#### [Goal of the exercise]
Where a line in the listing contains the string "phạm", copy that line out.

--- Begin Extracted entries ---

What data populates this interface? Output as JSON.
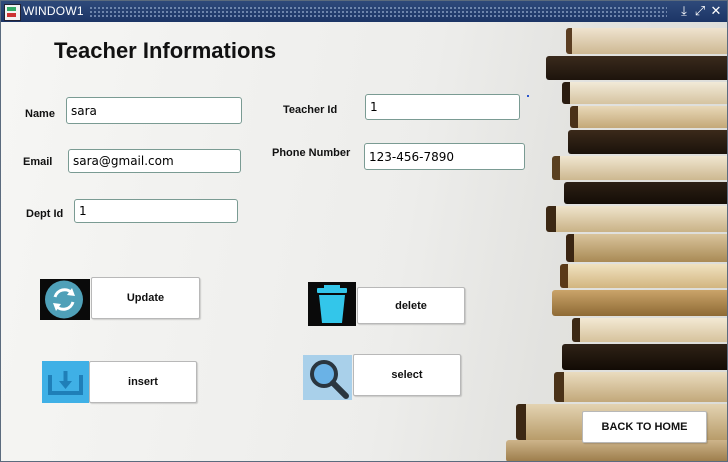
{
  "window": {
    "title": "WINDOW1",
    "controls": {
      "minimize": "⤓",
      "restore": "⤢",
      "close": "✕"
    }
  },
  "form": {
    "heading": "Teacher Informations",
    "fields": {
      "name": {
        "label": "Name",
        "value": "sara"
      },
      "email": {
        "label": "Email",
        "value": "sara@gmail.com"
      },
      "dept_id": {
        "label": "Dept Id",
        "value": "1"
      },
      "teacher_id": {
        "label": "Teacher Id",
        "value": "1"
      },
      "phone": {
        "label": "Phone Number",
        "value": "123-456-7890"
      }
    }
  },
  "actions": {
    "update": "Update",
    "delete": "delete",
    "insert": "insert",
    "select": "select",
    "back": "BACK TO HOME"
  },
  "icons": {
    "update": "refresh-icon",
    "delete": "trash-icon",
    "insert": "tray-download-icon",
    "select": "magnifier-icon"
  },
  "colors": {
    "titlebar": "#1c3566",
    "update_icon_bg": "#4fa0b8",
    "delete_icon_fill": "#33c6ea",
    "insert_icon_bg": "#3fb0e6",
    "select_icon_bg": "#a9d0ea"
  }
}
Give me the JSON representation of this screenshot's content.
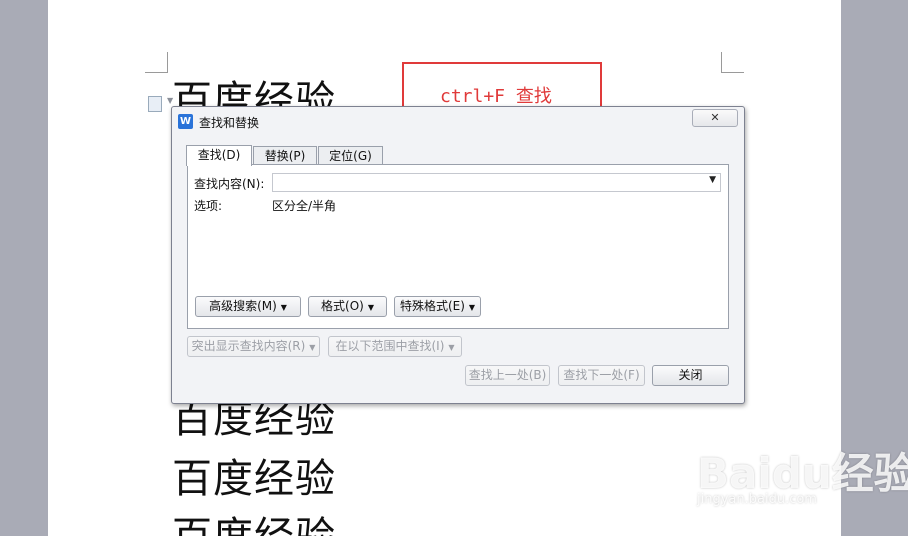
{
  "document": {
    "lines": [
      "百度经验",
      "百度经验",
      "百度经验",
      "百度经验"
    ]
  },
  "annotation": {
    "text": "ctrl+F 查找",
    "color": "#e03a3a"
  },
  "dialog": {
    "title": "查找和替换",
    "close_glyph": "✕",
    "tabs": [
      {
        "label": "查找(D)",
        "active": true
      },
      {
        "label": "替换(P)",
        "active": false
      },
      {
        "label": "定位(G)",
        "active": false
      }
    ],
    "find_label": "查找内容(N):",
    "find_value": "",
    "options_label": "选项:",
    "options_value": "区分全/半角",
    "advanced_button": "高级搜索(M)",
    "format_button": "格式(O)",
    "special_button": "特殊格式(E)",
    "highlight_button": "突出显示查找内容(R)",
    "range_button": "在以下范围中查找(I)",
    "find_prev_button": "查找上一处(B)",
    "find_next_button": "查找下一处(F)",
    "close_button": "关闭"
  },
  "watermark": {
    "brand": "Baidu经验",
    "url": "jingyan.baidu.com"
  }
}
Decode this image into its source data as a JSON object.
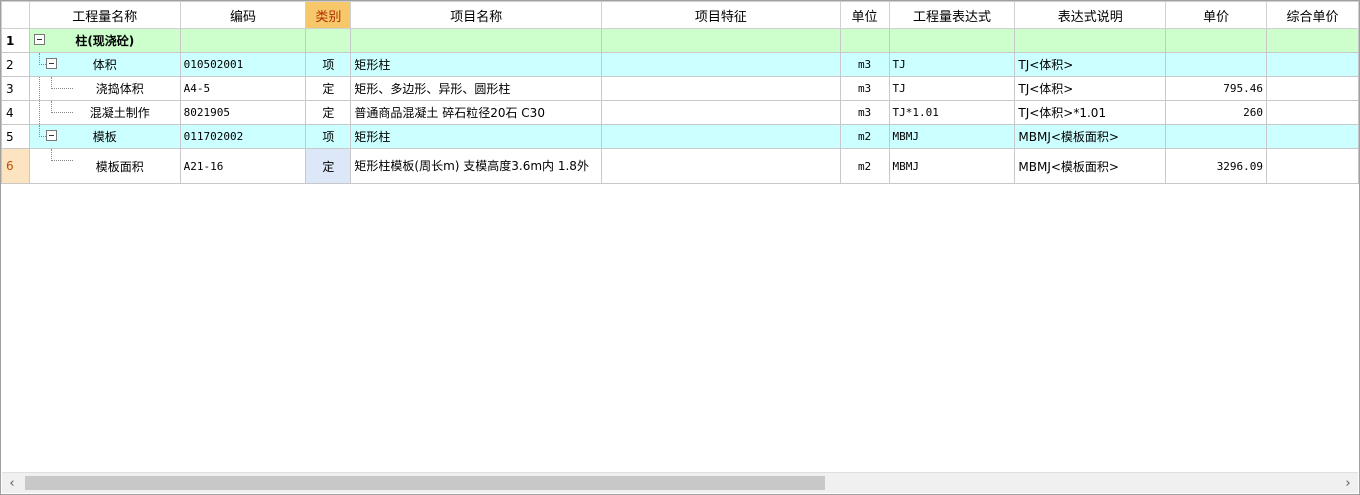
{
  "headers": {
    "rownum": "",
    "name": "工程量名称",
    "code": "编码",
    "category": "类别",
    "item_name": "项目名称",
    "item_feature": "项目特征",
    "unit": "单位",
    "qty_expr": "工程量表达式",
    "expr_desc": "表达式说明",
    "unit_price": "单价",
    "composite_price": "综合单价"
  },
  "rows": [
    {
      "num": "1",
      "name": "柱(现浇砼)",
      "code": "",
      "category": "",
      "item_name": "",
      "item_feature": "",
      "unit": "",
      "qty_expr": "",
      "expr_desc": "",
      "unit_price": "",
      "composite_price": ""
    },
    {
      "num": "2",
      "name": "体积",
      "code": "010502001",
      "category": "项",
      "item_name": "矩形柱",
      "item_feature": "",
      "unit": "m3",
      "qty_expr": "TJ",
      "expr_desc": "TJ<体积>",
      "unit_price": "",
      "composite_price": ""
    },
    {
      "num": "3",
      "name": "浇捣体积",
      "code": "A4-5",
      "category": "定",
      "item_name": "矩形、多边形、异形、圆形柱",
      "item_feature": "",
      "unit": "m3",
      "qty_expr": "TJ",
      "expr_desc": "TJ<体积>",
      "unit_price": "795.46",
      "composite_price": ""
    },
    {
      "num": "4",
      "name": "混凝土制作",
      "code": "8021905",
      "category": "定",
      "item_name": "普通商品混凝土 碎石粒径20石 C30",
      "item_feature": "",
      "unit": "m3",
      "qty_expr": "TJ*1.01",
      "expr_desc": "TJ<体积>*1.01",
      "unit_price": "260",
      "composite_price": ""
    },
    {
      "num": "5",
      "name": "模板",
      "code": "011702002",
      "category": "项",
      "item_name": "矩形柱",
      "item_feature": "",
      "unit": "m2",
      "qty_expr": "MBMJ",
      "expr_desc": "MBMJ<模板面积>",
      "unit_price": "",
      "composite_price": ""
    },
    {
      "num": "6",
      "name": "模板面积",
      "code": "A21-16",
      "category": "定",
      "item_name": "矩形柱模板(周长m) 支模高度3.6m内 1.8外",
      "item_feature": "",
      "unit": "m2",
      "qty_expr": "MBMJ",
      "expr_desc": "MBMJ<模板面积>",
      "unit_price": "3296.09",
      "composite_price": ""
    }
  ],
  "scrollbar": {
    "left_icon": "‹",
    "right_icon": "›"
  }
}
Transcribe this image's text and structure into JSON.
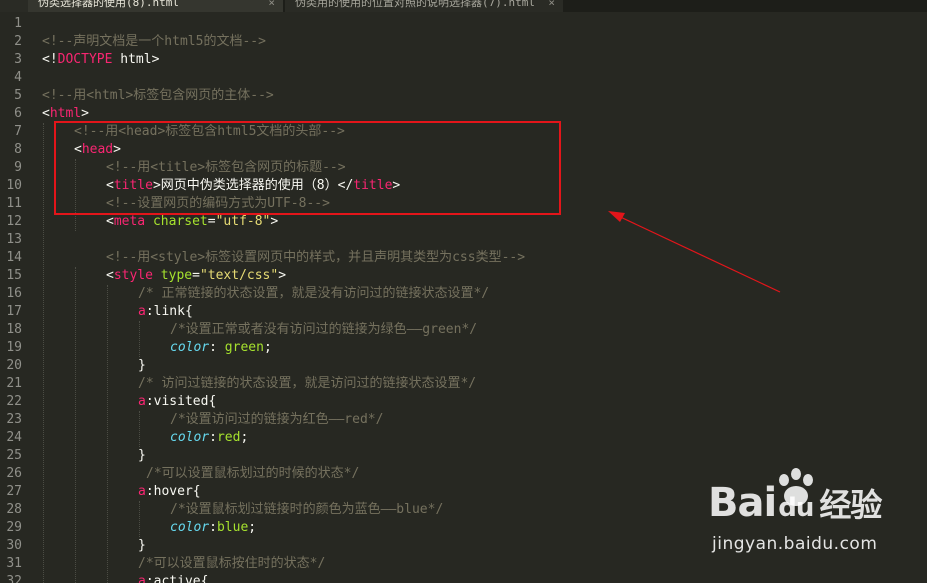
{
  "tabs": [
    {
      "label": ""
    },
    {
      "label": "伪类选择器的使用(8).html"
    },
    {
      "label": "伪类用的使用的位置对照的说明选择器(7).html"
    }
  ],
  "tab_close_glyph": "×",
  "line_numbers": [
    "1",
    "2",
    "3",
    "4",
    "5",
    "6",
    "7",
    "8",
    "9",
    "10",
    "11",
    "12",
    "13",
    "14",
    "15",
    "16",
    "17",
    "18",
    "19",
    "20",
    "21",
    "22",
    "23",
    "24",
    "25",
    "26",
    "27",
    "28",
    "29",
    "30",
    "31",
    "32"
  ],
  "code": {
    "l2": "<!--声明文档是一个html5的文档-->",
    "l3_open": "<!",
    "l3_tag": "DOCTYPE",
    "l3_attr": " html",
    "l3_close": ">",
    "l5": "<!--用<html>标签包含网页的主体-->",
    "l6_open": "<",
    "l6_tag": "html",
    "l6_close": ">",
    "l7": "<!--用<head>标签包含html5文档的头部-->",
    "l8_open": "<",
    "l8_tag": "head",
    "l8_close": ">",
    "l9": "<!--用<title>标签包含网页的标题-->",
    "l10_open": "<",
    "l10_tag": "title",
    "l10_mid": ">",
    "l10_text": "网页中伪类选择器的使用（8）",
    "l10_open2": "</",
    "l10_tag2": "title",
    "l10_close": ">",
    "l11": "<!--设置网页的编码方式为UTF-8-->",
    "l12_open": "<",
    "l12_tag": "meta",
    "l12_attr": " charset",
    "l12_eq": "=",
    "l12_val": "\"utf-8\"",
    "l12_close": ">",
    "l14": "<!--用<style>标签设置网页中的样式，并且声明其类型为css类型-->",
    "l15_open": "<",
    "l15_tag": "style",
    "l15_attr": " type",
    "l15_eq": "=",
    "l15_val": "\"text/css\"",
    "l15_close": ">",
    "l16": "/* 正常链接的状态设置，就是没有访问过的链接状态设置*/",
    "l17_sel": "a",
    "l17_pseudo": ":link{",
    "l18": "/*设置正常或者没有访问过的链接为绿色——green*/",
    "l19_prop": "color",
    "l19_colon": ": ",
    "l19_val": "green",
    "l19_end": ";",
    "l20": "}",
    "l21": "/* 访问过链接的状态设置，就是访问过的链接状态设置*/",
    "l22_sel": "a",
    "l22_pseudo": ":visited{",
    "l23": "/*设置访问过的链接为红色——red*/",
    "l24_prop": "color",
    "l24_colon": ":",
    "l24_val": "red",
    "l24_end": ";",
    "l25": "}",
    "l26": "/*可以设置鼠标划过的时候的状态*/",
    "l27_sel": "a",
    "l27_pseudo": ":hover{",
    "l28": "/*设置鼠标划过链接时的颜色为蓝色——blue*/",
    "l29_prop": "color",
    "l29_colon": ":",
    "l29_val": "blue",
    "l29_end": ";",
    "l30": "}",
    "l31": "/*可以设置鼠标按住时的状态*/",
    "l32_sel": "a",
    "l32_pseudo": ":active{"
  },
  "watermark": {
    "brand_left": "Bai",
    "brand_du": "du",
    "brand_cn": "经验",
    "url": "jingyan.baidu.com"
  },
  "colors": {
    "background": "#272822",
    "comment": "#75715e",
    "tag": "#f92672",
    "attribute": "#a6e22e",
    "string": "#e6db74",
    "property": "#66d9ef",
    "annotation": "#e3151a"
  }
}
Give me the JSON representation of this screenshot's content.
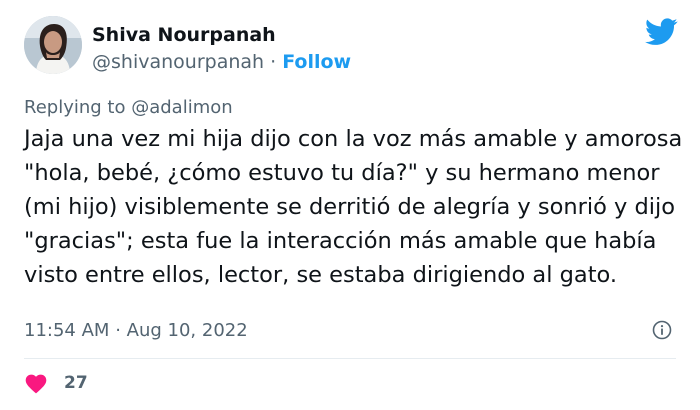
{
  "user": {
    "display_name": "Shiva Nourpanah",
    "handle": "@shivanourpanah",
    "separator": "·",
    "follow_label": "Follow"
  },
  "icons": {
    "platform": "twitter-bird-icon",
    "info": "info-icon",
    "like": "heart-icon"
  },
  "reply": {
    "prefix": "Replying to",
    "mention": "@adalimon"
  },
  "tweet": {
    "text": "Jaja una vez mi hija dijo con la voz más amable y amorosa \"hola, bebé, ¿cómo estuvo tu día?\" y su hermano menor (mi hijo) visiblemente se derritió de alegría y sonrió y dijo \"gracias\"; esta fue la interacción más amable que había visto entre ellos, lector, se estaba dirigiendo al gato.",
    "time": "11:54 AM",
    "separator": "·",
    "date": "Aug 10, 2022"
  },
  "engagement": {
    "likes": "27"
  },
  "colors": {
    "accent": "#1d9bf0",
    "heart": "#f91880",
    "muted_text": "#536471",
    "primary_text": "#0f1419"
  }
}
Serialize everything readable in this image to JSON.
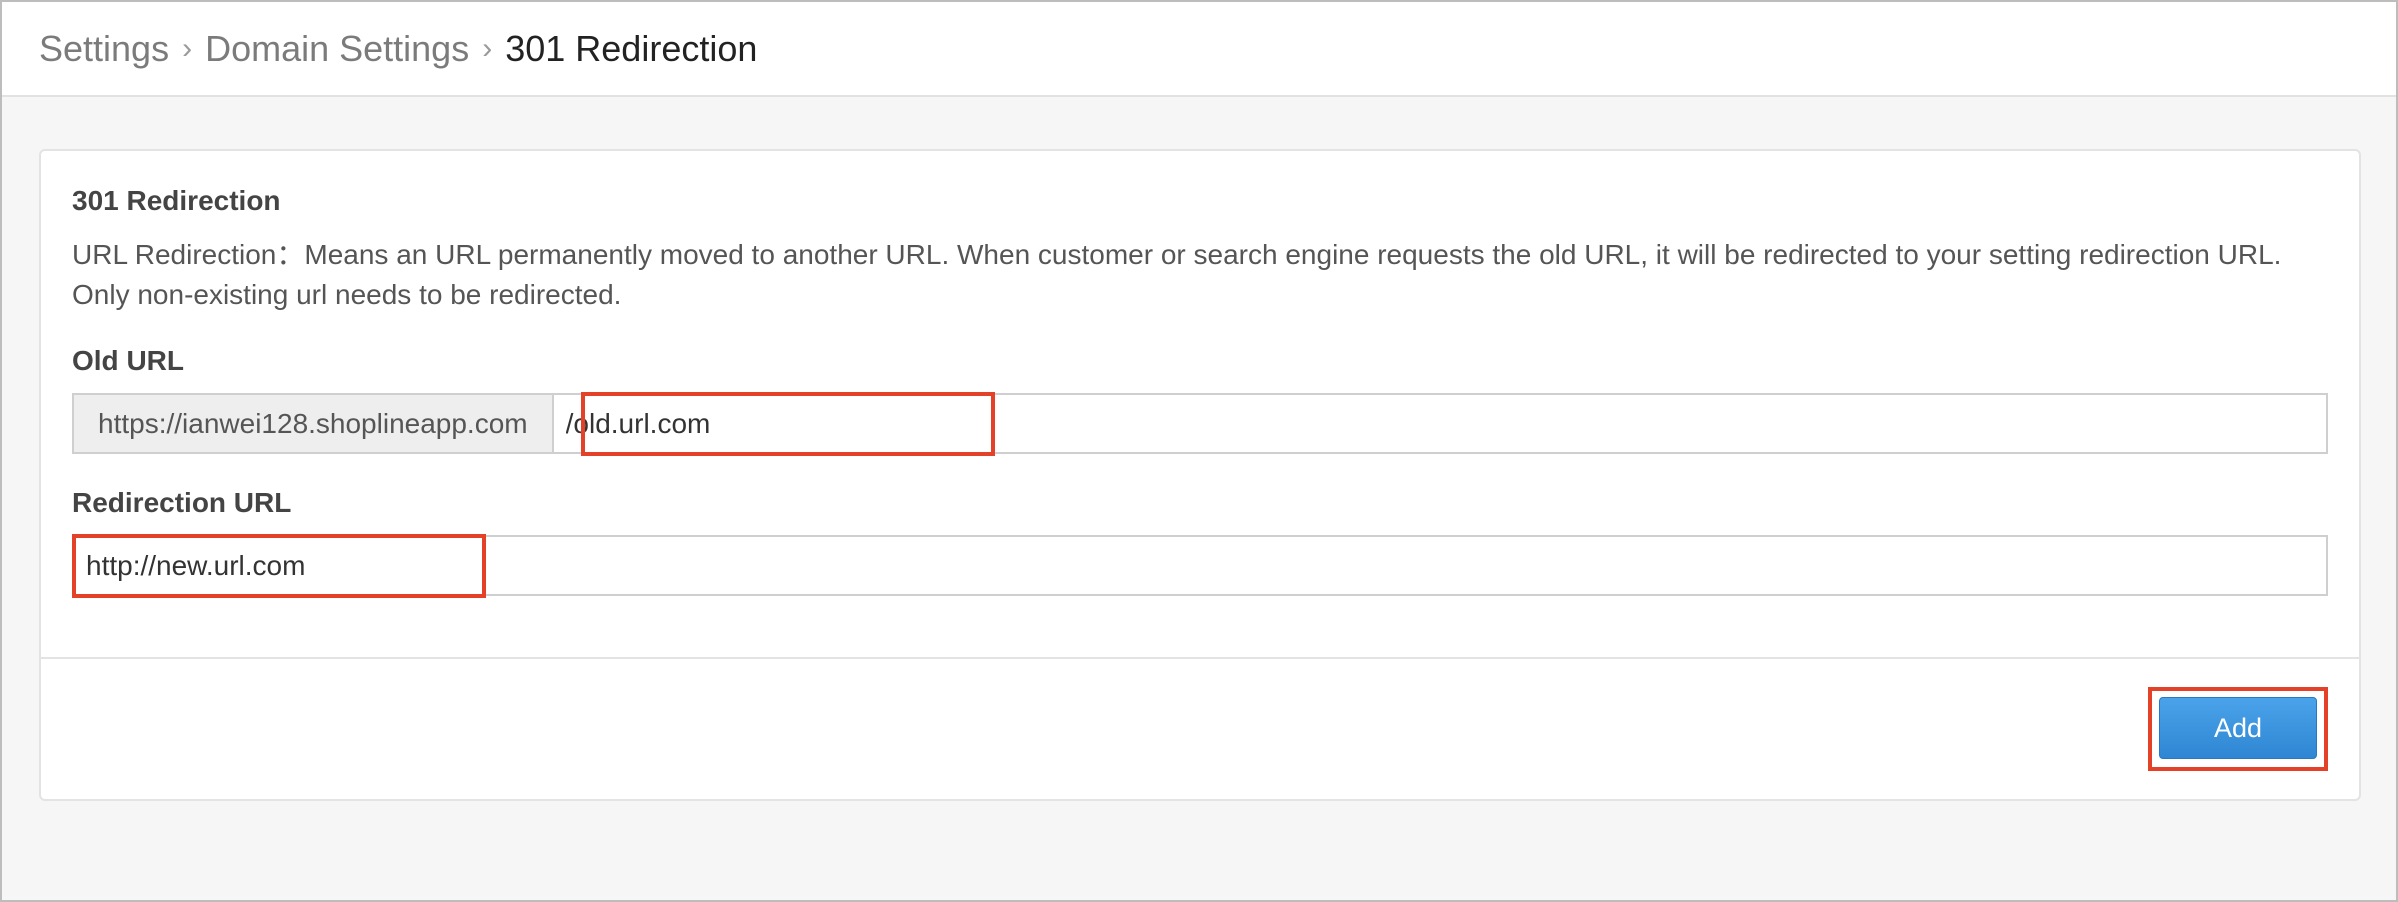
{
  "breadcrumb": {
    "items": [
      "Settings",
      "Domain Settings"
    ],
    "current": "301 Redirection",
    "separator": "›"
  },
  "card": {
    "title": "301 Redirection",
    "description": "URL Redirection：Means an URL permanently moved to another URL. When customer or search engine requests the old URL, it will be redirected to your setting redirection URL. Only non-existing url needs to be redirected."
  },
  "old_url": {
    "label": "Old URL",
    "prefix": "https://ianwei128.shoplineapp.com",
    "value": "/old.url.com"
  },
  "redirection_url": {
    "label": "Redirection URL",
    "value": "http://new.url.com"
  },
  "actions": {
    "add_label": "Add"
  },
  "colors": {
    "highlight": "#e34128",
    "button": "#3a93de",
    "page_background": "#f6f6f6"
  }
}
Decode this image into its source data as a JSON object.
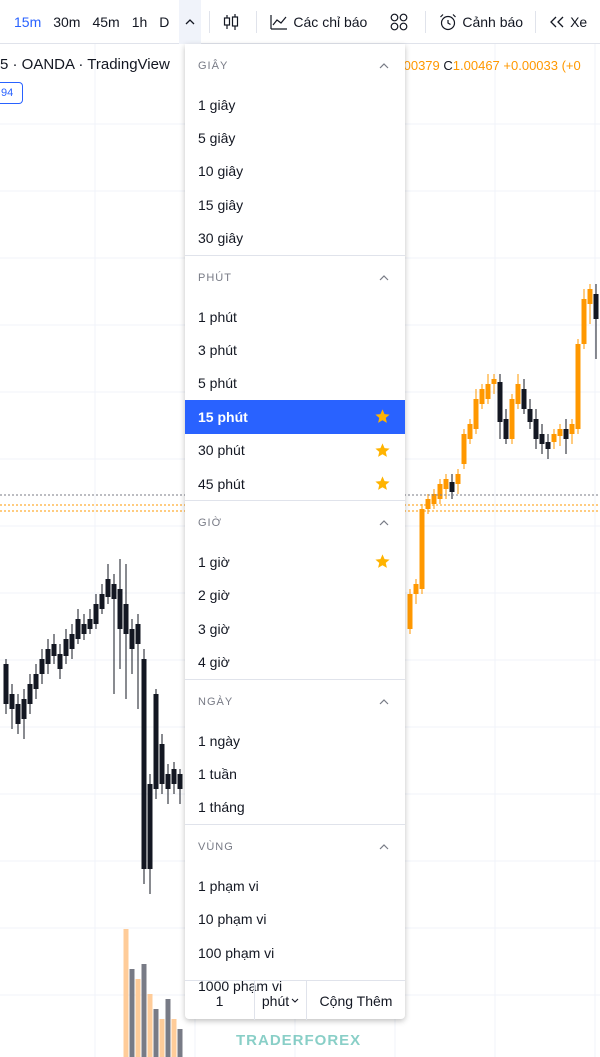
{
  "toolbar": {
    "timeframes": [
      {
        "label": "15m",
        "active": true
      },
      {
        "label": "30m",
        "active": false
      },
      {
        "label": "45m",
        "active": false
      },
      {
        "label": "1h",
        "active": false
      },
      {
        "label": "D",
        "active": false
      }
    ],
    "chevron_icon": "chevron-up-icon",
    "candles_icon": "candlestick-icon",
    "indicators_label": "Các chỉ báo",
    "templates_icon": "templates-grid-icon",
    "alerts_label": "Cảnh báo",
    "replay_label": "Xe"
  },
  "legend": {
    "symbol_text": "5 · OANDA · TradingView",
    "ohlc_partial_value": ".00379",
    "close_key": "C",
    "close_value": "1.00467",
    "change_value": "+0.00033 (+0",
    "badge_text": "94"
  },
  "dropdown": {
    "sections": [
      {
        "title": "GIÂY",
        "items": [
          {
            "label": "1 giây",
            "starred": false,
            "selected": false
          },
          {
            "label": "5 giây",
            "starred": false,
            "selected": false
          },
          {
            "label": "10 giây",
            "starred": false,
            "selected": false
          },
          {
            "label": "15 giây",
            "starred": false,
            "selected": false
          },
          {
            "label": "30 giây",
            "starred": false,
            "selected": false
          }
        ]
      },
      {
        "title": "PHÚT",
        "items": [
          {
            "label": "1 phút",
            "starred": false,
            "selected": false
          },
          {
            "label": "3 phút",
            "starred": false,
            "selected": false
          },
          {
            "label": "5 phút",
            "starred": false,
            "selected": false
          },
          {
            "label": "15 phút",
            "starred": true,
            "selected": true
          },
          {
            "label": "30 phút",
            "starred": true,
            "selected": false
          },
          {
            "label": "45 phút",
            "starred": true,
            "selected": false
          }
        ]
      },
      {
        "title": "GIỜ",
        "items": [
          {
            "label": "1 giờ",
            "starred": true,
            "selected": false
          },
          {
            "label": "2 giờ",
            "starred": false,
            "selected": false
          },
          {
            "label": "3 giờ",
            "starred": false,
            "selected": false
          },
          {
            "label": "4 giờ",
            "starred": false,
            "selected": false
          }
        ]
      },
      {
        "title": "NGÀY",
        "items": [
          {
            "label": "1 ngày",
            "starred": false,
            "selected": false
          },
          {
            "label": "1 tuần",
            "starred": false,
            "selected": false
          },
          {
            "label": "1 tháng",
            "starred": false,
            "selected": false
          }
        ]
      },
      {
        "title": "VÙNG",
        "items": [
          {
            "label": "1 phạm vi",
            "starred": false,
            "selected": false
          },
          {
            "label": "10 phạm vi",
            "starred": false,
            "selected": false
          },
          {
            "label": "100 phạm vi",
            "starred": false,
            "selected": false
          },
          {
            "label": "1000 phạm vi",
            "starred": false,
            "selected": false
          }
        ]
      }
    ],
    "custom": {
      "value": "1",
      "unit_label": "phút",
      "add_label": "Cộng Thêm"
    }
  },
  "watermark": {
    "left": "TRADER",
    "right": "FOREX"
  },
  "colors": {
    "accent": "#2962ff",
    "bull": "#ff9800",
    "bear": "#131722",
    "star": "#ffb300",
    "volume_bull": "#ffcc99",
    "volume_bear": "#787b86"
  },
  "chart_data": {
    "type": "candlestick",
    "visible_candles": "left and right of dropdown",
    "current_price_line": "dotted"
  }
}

--- End Extracted entries ---

#### [Written solution]
            "label": "1 phạm vi",
            "label": "10 phạm vi",
            "label": "100 phạm vi",
            "label": "1000 phạm vi",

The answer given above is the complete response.